Given instruction:
Every line holding the string "framför" should be gathered.
━━━━━ The input ━━━━━
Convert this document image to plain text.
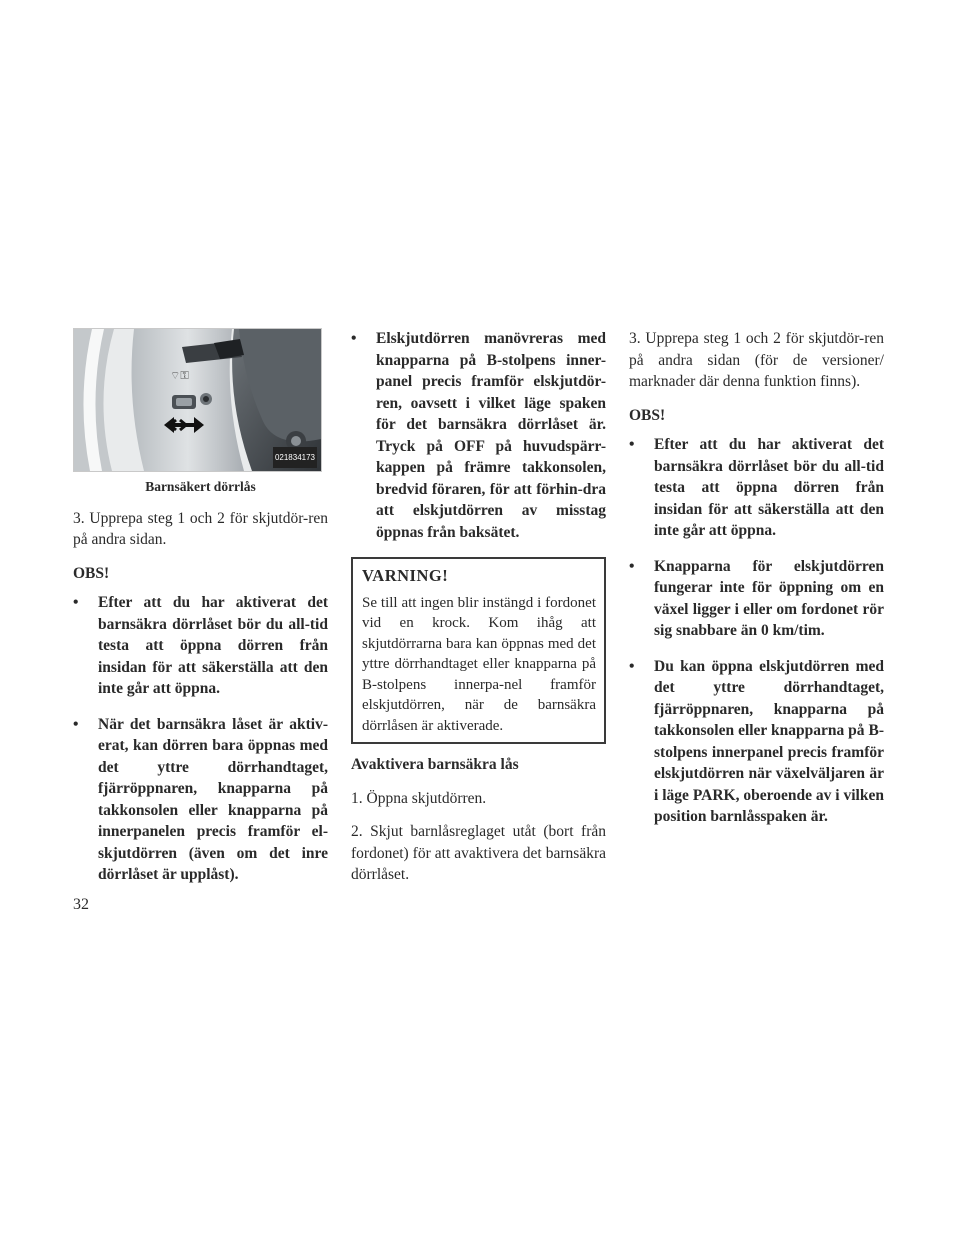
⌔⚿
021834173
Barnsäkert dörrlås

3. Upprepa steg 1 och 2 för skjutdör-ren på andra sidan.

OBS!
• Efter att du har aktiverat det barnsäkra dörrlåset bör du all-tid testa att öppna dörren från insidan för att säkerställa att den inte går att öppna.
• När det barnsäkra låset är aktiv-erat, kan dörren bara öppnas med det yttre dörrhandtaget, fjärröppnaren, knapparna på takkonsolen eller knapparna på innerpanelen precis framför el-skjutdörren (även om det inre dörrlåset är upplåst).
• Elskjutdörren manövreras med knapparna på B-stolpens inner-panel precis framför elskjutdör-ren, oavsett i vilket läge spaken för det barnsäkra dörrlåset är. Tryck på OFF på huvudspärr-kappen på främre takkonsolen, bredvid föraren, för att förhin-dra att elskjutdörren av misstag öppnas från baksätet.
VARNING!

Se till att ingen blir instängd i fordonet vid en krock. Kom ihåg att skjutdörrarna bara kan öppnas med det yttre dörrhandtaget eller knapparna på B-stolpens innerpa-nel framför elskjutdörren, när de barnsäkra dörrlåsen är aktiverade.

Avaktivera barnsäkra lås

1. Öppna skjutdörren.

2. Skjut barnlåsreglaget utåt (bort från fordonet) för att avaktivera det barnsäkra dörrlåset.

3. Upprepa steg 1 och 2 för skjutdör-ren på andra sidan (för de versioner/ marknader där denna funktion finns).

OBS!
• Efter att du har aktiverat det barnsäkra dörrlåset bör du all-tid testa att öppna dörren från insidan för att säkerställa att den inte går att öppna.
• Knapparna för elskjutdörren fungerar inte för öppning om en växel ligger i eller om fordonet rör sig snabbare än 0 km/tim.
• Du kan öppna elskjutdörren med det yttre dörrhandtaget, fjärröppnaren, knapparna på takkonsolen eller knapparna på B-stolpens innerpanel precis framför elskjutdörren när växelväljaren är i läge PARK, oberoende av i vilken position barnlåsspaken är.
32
━━━━━
━━━━━ The input ━━━━━
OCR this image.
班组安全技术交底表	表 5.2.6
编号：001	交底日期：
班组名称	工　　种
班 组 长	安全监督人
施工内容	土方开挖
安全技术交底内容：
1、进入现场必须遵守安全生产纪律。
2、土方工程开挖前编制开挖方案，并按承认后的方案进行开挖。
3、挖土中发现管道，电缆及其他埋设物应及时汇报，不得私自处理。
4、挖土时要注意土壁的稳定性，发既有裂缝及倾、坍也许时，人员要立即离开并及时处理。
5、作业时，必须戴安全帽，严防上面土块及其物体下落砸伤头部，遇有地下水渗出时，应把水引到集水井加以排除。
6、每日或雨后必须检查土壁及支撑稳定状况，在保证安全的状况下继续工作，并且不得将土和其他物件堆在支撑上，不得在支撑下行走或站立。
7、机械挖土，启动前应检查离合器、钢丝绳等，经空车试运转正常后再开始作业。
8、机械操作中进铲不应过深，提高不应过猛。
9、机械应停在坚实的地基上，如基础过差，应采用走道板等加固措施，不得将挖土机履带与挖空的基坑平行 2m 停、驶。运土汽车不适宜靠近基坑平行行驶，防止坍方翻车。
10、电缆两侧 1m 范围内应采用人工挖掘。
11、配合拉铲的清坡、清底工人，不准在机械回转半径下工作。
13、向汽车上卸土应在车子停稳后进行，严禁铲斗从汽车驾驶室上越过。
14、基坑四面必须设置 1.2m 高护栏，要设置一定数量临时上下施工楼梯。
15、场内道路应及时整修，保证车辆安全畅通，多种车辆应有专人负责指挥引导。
━━━━━
━━━━━ The input ━━━━━
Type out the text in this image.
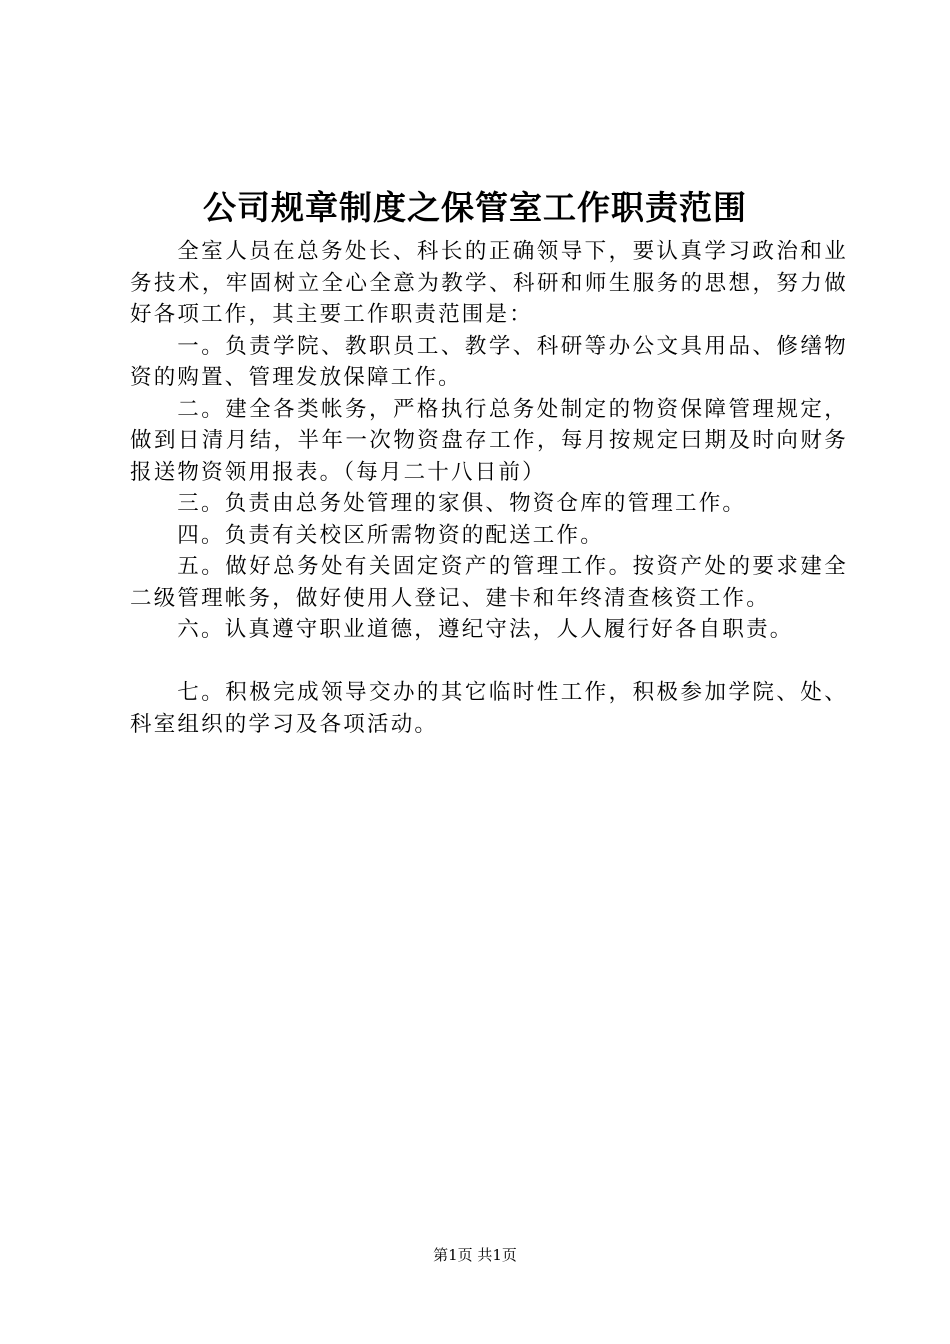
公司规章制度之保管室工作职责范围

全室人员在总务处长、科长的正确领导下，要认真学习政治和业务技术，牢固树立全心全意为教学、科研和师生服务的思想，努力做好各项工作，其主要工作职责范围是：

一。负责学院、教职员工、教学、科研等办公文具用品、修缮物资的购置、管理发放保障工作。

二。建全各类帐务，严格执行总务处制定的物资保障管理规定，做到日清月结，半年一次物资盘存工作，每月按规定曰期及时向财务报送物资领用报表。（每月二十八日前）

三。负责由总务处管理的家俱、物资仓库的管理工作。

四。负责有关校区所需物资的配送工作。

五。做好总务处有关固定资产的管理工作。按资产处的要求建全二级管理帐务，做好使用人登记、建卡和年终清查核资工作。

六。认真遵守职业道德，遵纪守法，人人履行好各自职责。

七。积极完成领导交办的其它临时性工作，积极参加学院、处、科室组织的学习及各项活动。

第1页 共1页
━━━━━
Output of the exercise:
• När det barnsäkra låset är aktiv-erat, kan dörren bara öppnas med det yttre dörrhandtaget, fjärröppnaren, knapparna på takkonsolen eller knapparna på innerpanelen precis framför el-skjutdörren (även om det inre dörrlåset är upplåst).
• Elskjutdörren manövreras med knapparna på B-stolpens inner-panel precis framför elskjutdör-ren, oavsett i vilket läge spaken för det barnsäkra dörrlåset är. Tryck på OFF på huvudspärr-kappen på främre takkonsolen, bredvid föraren, för att förhin-dra att elskjutdörren av misstag öppnas från baksätet.
Se till att ingen blir instängd i fordonet vid en krock. Kom ihåg att skjutdörrarna bara kan öppnas med det yttre dörrhandtaget eller knapparna på B-stolpens innerpa-nel framför elskjutdörren, när de barnsäkra dörrlåsen är aktiverade.
• Du kan öppna elskjutdörren med det yttre dörrhandtaget, fjärröppnaren, knapparna på takkonsolen eller knapparna på B-stolpens innerpanel precis framför elskjutdörren när växelväljaren är i läge PARK, oberoende av i vilken position barnlåsspaken är.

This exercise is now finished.